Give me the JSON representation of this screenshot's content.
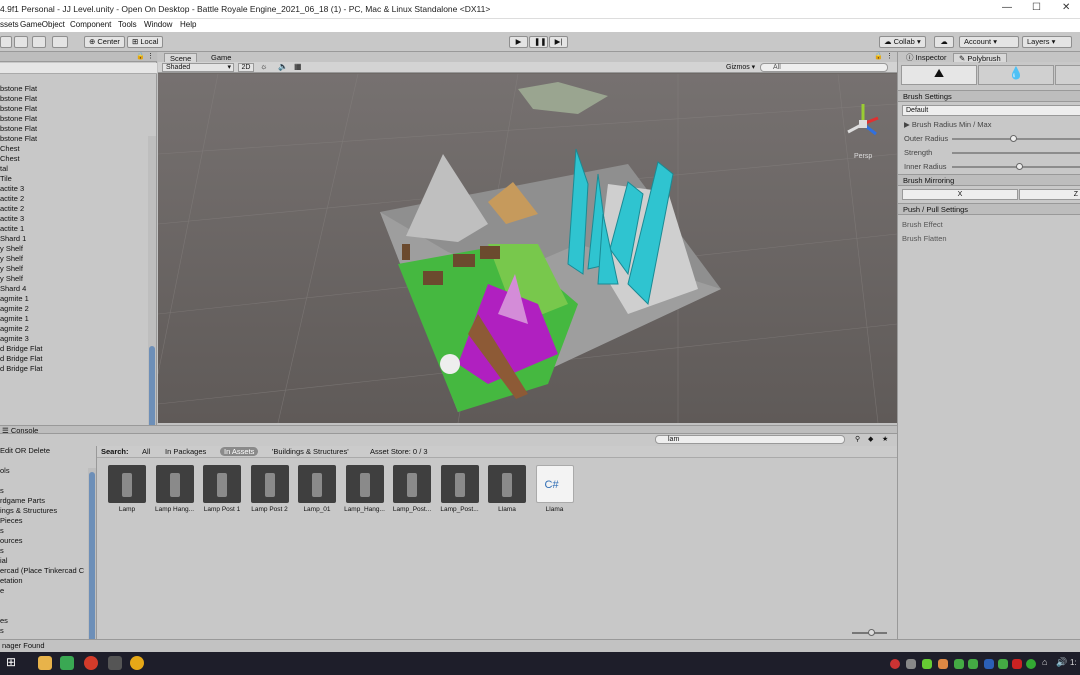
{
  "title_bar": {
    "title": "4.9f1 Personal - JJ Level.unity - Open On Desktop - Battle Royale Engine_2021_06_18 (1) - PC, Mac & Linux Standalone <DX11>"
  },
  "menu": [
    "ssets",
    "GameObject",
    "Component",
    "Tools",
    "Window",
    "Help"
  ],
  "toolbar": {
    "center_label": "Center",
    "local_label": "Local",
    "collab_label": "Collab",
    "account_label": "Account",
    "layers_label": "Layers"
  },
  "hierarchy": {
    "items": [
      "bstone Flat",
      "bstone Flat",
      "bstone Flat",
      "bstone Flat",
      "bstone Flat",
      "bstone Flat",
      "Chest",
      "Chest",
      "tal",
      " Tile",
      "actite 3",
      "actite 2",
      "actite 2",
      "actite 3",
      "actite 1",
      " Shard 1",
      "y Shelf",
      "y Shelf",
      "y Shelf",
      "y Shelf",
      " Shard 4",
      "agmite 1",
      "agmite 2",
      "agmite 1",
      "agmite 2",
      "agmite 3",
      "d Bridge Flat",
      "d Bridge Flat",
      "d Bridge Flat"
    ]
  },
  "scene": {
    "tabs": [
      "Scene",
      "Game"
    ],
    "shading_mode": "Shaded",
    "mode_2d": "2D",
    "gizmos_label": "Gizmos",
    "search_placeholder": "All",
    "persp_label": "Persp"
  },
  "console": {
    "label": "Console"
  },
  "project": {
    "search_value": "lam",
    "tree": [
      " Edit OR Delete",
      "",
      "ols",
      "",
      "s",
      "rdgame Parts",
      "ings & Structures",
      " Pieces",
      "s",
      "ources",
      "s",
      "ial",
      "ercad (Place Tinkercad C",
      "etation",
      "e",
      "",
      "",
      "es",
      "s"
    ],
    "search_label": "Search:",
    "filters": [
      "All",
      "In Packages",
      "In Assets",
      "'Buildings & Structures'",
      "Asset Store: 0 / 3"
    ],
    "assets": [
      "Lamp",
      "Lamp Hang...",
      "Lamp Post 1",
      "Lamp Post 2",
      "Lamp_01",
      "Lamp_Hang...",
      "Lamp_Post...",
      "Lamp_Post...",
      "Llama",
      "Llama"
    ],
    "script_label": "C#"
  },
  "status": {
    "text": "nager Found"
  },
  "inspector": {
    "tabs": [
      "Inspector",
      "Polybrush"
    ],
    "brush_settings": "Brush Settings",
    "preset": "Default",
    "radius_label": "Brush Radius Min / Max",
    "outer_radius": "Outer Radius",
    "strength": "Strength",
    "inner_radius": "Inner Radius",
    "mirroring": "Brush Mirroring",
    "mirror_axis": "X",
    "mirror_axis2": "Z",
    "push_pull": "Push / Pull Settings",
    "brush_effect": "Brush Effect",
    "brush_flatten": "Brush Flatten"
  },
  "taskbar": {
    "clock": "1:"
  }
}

--------------------------------

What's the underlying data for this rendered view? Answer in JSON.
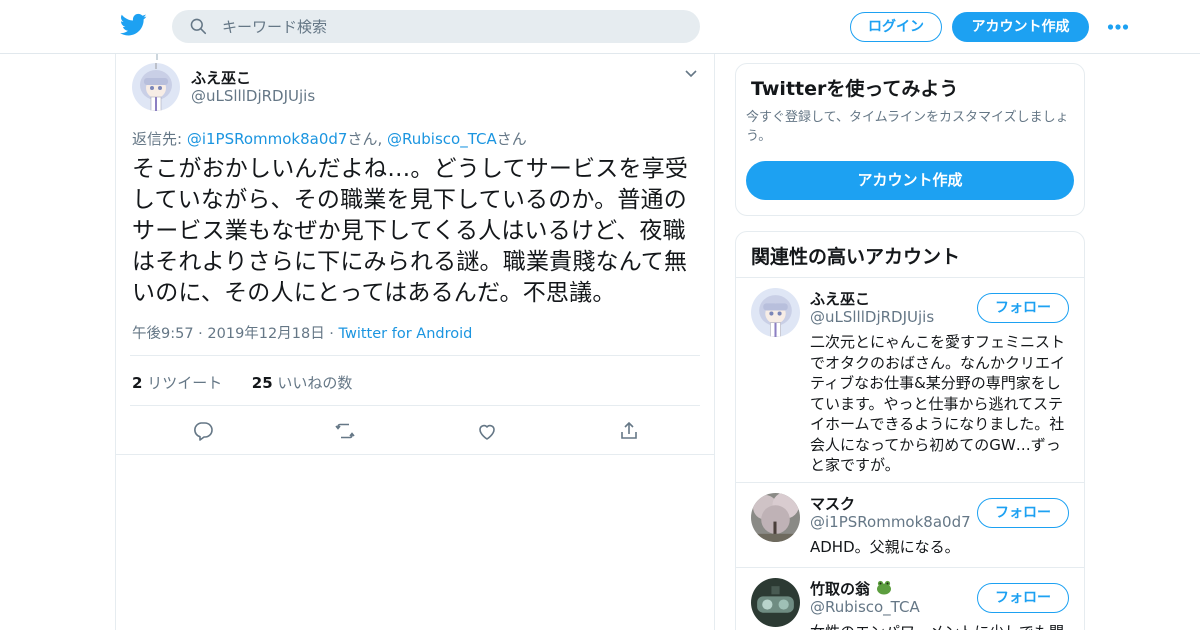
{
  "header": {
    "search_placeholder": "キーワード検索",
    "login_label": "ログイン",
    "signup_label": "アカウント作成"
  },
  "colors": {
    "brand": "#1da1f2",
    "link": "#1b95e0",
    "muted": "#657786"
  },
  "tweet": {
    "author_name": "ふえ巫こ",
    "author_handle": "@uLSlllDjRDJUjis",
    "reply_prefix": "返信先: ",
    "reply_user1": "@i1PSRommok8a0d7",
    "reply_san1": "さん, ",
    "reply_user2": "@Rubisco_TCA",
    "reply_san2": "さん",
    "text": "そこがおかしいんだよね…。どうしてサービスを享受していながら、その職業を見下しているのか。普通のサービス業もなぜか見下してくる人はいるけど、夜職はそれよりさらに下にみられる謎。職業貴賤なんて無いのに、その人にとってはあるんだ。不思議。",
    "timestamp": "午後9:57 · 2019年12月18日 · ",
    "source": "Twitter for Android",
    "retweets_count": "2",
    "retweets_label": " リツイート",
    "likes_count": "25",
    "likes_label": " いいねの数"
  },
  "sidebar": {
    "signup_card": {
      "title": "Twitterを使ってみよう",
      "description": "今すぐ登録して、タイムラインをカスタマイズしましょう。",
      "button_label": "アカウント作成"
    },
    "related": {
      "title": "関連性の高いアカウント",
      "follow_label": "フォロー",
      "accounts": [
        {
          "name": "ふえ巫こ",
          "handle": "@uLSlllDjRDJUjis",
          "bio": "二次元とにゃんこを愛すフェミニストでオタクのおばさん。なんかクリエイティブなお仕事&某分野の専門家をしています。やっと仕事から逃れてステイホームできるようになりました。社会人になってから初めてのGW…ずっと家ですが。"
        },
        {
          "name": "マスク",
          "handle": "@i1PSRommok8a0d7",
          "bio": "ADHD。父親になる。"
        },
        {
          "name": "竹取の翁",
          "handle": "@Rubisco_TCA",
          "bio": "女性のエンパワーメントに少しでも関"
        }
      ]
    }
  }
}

--------------------------------

#### [Your instructions]
Where a line of the material above holds the string "this", copy that line.

#### [Full solution]
Give me the JSON representation of this screenshot's content.
What's the underlying data for this rendered view? Answer in JSON.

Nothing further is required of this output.